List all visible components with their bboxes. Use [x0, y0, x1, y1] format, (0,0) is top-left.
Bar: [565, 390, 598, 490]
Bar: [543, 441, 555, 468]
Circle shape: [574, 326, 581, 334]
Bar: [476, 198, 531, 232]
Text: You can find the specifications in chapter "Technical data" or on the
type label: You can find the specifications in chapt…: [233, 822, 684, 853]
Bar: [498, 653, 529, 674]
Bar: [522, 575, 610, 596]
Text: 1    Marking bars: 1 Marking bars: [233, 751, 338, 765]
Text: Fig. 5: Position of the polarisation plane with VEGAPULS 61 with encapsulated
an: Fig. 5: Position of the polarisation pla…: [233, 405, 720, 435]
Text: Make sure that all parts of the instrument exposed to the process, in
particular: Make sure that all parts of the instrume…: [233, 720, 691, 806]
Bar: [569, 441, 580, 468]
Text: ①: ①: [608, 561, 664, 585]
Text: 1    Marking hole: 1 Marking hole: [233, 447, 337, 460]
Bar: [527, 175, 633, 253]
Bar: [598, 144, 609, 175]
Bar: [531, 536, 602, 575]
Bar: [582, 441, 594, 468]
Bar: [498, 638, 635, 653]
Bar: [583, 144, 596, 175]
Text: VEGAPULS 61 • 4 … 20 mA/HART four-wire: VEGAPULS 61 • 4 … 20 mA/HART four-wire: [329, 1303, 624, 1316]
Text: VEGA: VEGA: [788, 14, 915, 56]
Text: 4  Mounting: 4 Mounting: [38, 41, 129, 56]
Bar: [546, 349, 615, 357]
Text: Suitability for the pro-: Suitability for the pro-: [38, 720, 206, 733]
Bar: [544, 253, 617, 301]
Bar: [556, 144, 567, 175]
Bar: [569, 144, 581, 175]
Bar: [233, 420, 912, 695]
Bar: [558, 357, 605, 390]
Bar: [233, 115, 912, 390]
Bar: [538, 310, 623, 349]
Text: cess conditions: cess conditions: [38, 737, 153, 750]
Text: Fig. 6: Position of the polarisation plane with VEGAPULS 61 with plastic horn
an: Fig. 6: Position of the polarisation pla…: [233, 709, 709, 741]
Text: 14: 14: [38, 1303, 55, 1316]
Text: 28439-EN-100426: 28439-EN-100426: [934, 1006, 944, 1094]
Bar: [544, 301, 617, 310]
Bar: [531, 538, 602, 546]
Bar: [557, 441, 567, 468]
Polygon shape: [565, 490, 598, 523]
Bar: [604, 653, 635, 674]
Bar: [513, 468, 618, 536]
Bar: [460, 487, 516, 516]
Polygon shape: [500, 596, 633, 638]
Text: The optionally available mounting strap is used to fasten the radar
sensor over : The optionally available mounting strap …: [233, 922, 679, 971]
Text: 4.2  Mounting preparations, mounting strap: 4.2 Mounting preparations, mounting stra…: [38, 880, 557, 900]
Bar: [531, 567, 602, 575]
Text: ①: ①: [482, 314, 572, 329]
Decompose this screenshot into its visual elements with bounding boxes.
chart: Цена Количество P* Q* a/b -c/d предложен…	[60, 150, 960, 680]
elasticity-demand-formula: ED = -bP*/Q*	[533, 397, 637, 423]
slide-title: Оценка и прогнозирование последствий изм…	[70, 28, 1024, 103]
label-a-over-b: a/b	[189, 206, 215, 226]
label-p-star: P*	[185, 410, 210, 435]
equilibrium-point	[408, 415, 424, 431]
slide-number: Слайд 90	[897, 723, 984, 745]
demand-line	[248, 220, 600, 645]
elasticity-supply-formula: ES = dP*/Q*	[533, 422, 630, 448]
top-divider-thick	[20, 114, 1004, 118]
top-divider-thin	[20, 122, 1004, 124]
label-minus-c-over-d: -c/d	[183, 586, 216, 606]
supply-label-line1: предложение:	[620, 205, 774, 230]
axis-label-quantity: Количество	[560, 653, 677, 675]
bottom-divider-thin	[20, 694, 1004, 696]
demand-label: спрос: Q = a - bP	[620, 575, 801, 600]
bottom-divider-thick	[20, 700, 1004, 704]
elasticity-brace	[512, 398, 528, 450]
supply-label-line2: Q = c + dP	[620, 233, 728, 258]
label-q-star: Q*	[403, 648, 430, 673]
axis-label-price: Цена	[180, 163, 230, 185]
------------------------
## Stated problem
Copy out, unchanged, every line of the items from the very first line through the line holding "Bar: [569, 144, 581, 175]", both ends included.

## Answer
List all visible components with their bboxes. Use [x0, y0, x1, y1] format, (0,0) is top-left.
Bar: [565, 390, 598, 490]
Bar: [543, 441, 555, 468]
Circle shape: [574, 326, 581, 334]
Bar: [476, 198, 531, 232]
Text: You can find the specifications in chapter "Technical data" or on the
type label: You can find the specifications in chapt…: [233, 822, 684, 853]
Bar: [498, 653, 529, 674]
Bar: [522, 575, 610, 596]
Text: 1    Marking bars: 1 Marking bars: [233, 751, 338, 765]
Text: Fig. 5: Position of the polarisation plane with VEGAPULS 61 with encapsulated
an: Fig. 5: Position of the polarisation pla…: [233, 405, 720, 435]
Text: Make sure that all parts of the instrument exposed to the process, in
particular: Make sure that all parts of the instrume…: [233, 720, 691, 806]
Bar: [569, 441, 580, 468]
Text: ①: ①: [608, 561, 664, 585]
Text: 1    Marking hole: 1 Marking hole: [233, 447, 337, 460]
Bar: [527, 175, 633, 253]
Bar: [598, 144, 609, 175]
Bar: [531, 536, 602, 575]
Bar: [582, 441, 594, 468]
Bar: [498, 638, 635, 653]
Bar: [583, 144, 596, 175]
Text: VEGAPULS 61 • 4 … 20 mA/HART four-wire: VEGAPULS 61 • 4 … 20 mA/HART four-wire: [329, 1303, 624, 1316]
Text: VEGA: VEGA: [788, 14, 915, 56]
Text: 4  Mounting: 4 Mounting: [38, 41, 129, 56]
Bar: [546, 349, 615, 357]
Text: Suitability for the pro-: Suitability for the pro-: [38, 720, 206, 733]
Bar: [544, 253, 617, 301]
Bar: [556, 144, 567, 175]
Bar: [569, 144, 581, 175]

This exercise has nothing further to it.